Today, natural gas is used to produce around 95% of the world’s hydrogen (considered “blue” if carbon is captured, else it’s classified as “gray“), so not surprisingly, the price has skyrocketed, topping $16/kg. As a result, the combined renewable-electrolyzer plant is not only more diversified but also more profitable than renewables alone. These results don’t account for operational risks inherent in budding technologies, which is why the tax credit is warranted.
As renewable costs continue to drop and regulators demand more clean energy solutions, we must develop innovative solutions to integrate elevated levels of variable renewable energy into the grid. Batteries are good, but electrolyzers are emerging as an even more versatile and valuable option because they serve many purposes.

| Given request 1 |
According to the passage on hydrogen, about what share of the world's hydrogen is produced from natural gas today?
The listing that follows is unrelated to the passage on hydrogen.

| Given entries |

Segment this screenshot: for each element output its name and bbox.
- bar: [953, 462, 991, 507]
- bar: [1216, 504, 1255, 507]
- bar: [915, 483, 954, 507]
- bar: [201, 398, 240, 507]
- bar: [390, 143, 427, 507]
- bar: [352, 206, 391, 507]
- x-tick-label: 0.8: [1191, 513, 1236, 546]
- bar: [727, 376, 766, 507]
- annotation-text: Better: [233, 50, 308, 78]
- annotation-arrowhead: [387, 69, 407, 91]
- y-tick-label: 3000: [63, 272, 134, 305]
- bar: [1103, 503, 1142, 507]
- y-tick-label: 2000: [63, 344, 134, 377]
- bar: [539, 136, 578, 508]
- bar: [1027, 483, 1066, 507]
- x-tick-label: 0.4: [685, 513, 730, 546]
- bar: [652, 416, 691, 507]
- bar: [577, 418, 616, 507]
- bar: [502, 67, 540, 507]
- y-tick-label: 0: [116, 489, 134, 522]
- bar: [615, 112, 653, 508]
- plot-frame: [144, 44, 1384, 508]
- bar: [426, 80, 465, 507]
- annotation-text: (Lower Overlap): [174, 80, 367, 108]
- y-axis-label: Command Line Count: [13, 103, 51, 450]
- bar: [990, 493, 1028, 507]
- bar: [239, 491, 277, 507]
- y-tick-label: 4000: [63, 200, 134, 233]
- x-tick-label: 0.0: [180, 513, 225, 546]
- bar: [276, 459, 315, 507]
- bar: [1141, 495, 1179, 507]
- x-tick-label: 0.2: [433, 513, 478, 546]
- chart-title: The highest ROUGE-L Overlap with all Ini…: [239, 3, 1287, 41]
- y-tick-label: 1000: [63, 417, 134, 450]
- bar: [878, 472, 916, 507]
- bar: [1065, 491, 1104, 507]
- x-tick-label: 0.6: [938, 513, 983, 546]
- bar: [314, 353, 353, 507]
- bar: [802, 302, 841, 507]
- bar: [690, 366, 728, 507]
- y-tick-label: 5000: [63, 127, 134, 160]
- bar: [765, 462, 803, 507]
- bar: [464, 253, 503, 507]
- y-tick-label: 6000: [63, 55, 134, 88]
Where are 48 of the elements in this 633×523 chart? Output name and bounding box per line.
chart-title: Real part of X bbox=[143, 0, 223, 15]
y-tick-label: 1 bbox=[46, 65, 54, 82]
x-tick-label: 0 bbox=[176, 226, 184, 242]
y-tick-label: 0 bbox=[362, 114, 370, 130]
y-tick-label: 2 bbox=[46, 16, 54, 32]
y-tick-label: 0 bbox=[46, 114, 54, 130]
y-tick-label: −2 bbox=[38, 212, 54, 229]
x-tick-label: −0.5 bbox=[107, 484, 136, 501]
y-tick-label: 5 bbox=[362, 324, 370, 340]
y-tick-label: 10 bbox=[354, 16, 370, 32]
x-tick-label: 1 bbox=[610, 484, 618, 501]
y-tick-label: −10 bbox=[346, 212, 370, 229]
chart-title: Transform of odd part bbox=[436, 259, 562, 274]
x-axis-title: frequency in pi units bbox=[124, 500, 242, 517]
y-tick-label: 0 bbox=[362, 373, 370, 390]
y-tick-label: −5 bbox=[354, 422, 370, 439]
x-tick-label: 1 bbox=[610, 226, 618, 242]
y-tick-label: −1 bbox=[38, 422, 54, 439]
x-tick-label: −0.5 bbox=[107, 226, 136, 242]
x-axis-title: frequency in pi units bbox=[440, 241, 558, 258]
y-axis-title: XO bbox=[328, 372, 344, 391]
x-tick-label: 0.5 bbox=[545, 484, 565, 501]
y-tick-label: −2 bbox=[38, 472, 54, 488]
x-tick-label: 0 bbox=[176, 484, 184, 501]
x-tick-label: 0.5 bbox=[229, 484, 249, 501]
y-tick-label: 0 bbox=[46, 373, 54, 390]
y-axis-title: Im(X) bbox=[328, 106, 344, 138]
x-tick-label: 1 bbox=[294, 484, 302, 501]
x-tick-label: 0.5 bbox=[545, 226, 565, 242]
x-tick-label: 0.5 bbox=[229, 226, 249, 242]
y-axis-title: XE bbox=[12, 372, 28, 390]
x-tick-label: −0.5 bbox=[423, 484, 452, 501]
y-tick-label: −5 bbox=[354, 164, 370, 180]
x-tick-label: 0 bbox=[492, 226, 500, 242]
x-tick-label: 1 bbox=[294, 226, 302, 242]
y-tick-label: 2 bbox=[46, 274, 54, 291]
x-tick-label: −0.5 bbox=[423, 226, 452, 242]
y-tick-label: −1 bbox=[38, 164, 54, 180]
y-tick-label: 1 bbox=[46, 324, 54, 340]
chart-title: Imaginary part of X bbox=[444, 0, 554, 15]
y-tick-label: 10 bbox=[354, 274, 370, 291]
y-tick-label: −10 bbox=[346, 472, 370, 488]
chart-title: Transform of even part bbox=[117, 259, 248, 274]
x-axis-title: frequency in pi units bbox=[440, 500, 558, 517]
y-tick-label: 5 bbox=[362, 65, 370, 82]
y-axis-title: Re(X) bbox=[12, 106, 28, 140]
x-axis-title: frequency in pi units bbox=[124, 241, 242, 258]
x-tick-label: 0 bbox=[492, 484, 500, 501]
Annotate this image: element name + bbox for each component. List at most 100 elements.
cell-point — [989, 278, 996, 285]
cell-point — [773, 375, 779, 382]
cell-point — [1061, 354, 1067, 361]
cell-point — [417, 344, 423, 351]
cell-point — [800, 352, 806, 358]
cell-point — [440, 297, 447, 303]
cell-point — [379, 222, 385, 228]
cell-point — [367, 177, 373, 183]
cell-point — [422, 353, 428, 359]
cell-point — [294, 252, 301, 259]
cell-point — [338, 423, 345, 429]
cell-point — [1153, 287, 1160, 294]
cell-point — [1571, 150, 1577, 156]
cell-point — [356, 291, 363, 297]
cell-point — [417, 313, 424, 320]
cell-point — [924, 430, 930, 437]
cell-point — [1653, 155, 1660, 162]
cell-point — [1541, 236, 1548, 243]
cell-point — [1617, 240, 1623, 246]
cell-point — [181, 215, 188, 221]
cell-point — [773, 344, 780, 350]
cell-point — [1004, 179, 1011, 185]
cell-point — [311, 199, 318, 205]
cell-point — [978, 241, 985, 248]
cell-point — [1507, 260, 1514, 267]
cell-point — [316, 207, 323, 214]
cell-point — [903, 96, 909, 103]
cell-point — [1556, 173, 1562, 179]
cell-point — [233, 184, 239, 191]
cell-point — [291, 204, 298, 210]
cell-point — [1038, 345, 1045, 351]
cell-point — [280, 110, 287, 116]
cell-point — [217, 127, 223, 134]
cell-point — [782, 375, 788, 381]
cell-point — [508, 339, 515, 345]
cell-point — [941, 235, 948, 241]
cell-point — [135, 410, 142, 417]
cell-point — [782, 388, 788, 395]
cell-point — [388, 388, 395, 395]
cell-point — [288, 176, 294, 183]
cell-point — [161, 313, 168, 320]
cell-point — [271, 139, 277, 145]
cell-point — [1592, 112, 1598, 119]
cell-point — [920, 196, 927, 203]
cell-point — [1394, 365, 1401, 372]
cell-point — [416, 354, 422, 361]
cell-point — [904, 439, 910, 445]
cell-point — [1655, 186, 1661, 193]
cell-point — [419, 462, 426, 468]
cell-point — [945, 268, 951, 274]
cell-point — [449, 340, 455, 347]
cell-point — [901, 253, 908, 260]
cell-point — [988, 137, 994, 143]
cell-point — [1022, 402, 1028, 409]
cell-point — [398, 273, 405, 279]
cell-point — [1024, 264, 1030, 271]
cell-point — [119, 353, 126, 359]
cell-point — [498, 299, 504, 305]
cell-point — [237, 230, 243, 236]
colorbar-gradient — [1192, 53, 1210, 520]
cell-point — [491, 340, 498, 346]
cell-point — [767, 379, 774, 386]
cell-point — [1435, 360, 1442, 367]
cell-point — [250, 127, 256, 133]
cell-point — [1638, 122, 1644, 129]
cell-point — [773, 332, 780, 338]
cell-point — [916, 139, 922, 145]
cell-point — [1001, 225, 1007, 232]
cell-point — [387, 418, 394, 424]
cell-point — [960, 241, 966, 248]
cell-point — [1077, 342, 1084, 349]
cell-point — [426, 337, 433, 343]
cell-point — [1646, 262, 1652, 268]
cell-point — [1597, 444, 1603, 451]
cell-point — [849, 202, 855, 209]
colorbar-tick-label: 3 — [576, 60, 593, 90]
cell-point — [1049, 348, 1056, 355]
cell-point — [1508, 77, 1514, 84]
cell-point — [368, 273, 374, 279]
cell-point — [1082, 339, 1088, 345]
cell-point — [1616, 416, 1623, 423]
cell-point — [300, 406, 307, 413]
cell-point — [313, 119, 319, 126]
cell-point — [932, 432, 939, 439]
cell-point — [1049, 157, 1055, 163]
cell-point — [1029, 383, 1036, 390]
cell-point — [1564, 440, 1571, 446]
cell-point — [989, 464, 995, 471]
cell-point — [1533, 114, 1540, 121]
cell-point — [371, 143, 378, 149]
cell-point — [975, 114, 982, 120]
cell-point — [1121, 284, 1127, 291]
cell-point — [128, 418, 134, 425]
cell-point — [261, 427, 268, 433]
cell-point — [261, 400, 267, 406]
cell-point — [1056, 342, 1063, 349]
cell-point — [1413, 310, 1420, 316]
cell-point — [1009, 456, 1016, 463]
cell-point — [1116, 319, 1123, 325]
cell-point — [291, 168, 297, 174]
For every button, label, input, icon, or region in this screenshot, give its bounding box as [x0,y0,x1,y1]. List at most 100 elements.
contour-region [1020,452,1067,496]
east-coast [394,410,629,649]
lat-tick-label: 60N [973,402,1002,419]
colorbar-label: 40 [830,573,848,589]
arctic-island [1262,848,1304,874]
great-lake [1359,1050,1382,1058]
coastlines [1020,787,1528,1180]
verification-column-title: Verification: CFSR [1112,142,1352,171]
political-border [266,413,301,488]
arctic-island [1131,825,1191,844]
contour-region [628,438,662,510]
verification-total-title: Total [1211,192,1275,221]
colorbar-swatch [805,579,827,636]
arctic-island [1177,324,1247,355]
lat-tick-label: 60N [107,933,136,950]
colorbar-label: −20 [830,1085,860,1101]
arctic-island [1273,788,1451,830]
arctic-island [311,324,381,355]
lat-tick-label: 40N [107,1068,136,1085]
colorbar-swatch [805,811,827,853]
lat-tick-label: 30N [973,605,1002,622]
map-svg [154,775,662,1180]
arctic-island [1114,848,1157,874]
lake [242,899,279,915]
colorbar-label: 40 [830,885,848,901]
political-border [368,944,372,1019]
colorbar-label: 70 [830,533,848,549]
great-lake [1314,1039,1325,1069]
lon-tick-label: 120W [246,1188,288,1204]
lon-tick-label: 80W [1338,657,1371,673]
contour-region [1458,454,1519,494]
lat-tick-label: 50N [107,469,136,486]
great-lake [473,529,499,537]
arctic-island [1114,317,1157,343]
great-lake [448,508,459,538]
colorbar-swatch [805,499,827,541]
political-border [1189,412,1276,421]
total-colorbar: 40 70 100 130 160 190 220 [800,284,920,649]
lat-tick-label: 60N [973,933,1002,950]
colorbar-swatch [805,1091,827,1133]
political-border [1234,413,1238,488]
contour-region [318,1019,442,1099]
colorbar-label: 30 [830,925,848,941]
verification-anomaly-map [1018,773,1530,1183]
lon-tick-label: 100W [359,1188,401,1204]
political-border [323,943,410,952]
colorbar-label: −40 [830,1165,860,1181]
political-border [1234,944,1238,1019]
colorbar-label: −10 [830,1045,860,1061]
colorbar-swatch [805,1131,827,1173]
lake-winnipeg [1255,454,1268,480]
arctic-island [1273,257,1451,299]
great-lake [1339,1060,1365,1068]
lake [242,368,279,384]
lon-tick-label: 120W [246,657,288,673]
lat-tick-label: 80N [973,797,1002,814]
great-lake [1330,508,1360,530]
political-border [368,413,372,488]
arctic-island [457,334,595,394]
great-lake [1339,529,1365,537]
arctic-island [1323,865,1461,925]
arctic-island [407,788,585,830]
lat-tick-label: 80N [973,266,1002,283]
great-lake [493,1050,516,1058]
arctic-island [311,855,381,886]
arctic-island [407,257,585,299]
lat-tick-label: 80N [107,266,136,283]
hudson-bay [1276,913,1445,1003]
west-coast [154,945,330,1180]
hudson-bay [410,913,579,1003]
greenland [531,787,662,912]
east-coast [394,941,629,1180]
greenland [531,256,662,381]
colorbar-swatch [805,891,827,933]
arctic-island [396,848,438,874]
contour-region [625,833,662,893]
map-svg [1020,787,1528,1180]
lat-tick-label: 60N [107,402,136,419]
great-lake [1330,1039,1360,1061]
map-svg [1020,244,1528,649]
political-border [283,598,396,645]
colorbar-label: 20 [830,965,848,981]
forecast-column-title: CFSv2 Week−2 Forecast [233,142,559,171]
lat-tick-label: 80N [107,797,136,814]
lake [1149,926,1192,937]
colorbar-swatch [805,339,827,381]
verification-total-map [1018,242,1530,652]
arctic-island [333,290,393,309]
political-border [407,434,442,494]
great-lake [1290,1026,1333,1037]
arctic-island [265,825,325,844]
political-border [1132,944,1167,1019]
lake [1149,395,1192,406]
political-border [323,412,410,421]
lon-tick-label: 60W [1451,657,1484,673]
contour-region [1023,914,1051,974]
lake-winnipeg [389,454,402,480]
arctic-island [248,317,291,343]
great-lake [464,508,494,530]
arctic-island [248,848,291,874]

| Given request 2 |
Update the listing from its first line through the line that contains "- x-tick-label: 0.2: [433, 513, 478, 546]", changing each "annotation-text" to "note-text" and leaving everything else as it is. Return only those lines.

| Complete response 1 |
Around 95%.

| Complete response 2 |
Segment this screenshot: for each element output its name and bbox.
- bar: [953, 462, 991, 507]
- bar: [1216, 504, 1255, 507]
- bar: [915, 483, 954, 507]
- bar: [201, 398, 240, 507]
- bar: [390, 143, 427, 507]
- bar: [352, 206, 391, 507]
- x-tick-label: 0.8: [1191, 513, 1236, 546]
- bar: [727, 376, 766, 507]
- note-text: Better: [233, 50, 308, 78]
- annotation-arrowhead: [387, 69, 407, 91]
- y-tick-label: 3000: [63, 272, 134, 305]
- bar: [1103, 503, 1142, 507]
- y-tick-label: 2000: [63, 344, 134, 377]
- bar: [539, 136, 578, 508]
- bar: [1027, 483, 1066, 507]
- x-tick-label: 0.4: [685, 513, 730, 546]
- bar: [652, 416, 691, 507]
- bar: [577, 418, 616, 507]
- bar: [502, 67, 540, 507]
- y-tick-label: 0: [116, 489, 134, 522]
- bar: [615, 112, 653, 508]
- plot-frame: [144, 44, 1384, 508]
- bar: [426, 80, 465, 507]
- note-text: (Lower Overlap): [174, 80, 367, 108]
- y-axis-label: Command Line Count: [13, 103, 51, 450]
- bar: [990, 493, 1028, 507]
- bar: [239, 491, 277, 507]
- y-tick-label: 4000: [63, 200, 134, 233]
- x-tick-label: 0.0: [180, 513, 225, 546]
- bar: [276, 459, 315, 507]
- bar: [1141, 495, 1179, 507]
- x-tick-label: 0.2: [433, 513, 478, 546]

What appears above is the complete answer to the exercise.